_Requirement_.
Scan the lines below for the string "rgba" and copy every one that has it.

_Materials provided_.
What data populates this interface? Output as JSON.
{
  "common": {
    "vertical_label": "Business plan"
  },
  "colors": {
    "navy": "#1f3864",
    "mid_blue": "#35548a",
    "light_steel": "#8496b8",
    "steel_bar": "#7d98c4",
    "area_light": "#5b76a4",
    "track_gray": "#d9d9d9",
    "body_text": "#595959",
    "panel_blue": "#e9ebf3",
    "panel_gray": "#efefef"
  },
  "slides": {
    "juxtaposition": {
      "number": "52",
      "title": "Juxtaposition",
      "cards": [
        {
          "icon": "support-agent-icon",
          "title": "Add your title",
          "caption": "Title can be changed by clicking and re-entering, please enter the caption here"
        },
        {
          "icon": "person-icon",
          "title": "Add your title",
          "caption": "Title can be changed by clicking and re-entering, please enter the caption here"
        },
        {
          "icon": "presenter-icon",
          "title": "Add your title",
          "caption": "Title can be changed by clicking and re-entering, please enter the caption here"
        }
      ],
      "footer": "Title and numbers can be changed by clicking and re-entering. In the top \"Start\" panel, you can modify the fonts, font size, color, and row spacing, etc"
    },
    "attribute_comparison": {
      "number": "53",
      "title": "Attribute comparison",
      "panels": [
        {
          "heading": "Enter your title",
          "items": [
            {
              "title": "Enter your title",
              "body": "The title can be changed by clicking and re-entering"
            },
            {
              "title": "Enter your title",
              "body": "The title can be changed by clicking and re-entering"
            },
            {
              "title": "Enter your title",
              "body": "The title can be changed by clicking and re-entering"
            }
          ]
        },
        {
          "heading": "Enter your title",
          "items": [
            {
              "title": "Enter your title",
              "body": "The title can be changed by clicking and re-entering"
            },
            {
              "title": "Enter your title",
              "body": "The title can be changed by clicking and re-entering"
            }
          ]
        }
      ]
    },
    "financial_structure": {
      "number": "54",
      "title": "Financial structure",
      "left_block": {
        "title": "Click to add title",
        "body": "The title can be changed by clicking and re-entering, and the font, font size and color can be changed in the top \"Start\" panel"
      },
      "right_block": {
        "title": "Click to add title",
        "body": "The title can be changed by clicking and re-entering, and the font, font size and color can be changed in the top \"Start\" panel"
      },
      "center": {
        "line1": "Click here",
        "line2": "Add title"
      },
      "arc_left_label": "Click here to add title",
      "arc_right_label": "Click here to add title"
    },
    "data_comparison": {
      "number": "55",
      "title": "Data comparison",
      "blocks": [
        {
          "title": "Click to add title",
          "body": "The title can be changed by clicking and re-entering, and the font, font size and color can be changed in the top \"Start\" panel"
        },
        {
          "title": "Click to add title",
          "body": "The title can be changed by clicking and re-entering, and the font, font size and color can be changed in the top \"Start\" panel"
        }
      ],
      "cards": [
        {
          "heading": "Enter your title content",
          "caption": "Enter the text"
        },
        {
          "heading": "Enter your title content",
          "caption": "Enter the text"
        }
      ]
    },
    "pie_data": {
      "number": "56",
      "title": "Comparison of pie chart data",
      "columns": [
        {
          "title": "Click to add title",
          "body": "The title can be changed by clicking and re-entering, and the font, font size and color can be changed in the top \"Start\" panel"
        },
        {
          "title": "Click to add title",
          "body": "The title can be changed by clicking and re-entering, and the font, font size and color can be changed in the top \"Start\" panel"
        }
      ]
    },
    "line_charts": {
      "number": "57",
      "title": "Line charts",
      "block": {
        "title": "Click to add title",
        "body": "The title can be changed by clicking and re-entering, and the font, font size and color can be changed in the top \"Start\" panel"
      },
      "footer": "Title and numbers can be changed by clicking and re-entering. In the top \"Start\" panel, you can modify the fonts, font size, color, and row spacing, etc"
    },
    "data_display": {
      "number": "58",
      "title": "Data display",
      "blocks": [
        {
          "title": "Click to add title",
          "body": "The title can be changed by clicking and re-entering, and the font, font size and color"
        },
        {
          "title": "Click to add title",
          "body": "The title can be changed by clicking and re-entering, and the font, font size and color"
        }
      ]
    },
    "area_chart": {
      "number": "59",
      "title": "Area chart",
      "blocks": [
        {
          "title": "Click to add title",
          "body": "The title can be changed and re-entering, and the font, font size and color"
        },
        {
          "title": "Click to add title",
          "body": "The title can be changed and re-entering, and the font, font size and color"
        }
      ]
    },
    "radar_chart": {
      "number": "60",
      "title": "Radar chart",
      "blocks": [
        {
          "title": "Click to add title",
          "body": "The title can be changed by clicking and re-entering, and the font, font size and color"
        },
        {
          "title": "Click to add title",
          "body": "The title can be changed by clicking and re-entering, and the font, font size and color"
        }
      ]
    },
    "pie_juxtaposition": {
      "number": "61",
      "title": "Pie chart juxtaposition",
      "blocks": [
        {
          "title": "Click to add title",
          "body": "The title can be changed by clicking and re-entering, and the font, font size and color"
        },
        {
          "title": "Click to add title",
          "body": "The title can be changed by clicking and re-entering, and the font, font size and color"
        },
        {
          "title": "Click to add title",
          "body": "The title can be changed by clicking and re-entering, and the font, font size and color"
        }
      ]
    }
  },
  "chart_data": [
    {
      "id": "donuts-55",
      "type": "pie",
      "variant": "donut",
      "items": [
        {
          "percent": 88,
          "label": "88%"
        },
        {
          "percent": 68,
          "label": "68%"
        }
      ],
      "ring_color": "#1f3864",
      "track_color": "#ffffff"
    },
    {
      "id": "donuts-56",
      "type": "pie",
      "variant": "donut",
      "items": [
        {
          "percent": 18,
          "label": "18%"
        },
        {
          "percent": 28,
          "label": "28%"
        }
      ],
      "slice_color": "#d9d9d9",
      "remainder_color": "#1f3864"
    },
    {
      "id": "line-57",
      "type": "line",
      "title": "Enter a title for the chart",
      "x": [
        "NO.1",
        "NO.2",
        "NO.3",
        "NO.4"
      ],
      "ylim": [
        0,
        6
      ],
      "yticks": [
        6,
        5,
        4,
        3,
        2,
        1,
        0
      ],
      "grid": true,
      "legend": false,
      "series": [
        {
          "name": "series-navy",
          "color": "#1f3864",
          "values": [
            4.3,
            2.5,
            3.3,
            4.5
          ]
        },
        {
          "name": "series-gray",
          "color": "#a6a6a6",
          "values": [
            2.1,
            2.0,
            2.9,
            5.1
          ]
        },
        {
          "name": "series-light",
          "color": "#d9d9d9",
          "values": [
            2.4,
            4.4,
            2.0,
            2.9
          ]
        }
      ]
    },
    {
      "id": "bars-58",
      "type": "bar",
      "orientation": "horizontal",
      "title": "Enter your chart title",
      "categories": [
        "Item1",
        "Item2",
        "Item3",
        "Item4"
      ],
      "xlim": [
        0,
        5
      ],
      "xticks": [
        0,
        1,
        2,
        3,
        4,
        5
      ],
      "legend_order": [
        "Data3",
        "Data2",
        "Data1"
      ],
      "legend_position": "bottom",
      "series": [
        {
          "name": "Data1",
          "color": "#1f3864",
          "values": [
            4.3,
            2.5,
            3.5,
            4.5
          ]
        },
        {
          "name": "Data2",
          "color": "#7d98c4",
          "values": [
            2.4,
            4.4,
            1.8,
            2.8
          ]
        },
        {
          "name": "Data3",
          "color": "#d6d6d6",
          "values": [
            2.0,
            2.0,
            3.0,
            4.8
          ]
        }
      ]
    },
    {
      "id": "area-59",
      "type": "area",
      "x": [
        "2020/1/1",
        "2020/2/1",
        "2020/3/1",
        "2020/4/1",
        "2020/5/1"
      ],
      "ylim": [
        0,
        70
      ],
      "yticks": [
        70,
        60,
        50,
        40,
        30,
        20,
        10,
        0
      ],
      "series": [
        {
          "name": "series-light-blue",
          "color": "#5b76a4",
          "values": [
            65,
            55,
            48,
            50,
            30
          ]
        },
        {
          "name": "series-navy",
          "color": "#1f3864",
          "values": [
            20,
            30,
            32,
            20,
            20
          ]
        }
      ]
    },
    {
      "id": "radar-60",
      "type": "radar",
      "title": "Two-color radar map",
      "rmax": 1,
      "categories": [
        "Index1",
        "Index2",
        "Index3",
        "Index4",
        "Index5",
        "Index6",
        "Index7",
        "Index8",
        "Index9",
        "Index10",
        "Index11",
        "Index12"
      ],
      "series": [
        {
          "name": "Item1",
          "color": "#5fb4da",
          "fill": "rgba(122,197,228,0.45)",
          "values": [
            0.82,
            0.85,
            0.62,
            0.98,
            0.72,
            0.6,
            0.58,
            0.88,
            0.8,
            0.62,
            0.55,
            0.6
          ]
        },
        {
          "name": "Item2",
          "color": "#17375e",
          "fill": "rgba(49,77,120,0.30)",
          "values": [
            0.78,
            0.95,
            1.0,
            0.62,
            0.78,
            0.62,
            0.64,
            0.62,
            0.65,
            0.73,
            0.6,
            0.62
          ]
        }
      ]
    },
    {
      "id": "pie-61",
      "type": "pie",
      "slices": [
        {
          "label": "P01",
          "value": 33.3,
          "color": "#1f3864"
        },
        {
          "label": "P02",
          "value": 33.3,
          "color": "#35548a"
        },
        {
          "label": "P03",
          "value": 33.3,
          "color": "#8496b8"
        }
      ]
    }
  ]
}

_Output for this task_.
          "fill": "rgba(122,197,228,0.45)",
          "fill": "rgba(49,77,120,0.30)",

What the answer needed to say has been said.